■ **Stored entries**
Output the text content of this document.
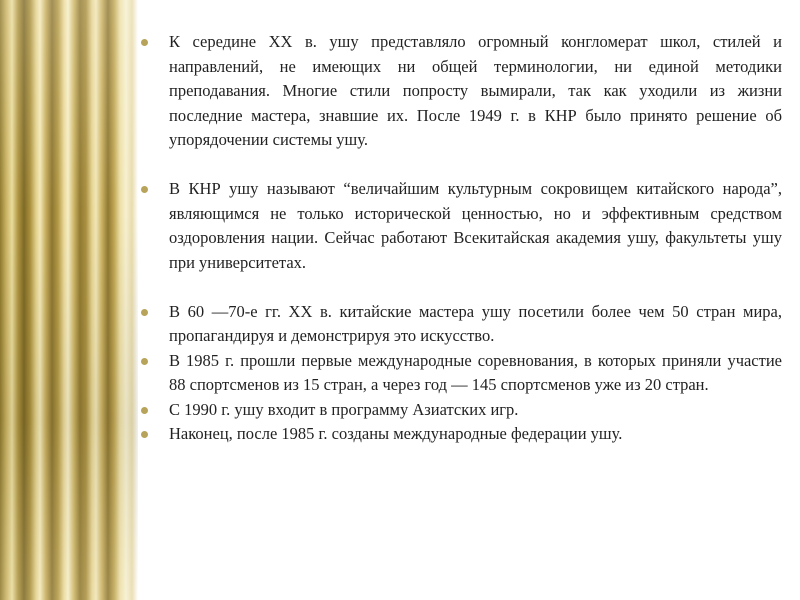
К середине ХХ в. ушу представляло огромный конгломерат школ, стилей и направлений, не имеющих ни общей терминологии, ни единой методики преподавания. Многие стили попросту вымирали, так как уходили из жизни последние мастера, знавшие их. После 1949 г. в КНР было принято решение об упорядочении системы ушу.
В КНР ушу называют “величайшим культурным сокровищем китайского народа”, являющимся не только исторической ценностью, но и эффективным средством оздоровления нации. Сейчас работают Всекитайская академия ушу, факультеты ушу при университетах.
В 60 —70-е гг. XX в. китайские мастера ушу посетили более чем 50 стран мира, пропагандируя и демонстрируя это искусство.
В 1985 г. прошли первые международные соревнования, в которых приняли участие 88 спортсменов из 15 стран, а через год — 145 спортсменов уже из 20 стран.
С 1990 г. ушу входит в программу Азиатских игр.
Наконец, после 1985 г. созданы международные федерации ушу.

■ **Exercise instructions**
Copy out each line of the data where the string "стран" appears.

■ **Output of the exercise**
В 60 —70-е гг. XX в. китайские мастера ушу посетили более чем 50 стран мира, пропагандируя и демонстрируя это искусство.
В 1985 г. прошли первые международные соревнования, в которых приняли участие 88 спортсменов из 15 стран, а через год — 145 спортсменов уже из 20 стран.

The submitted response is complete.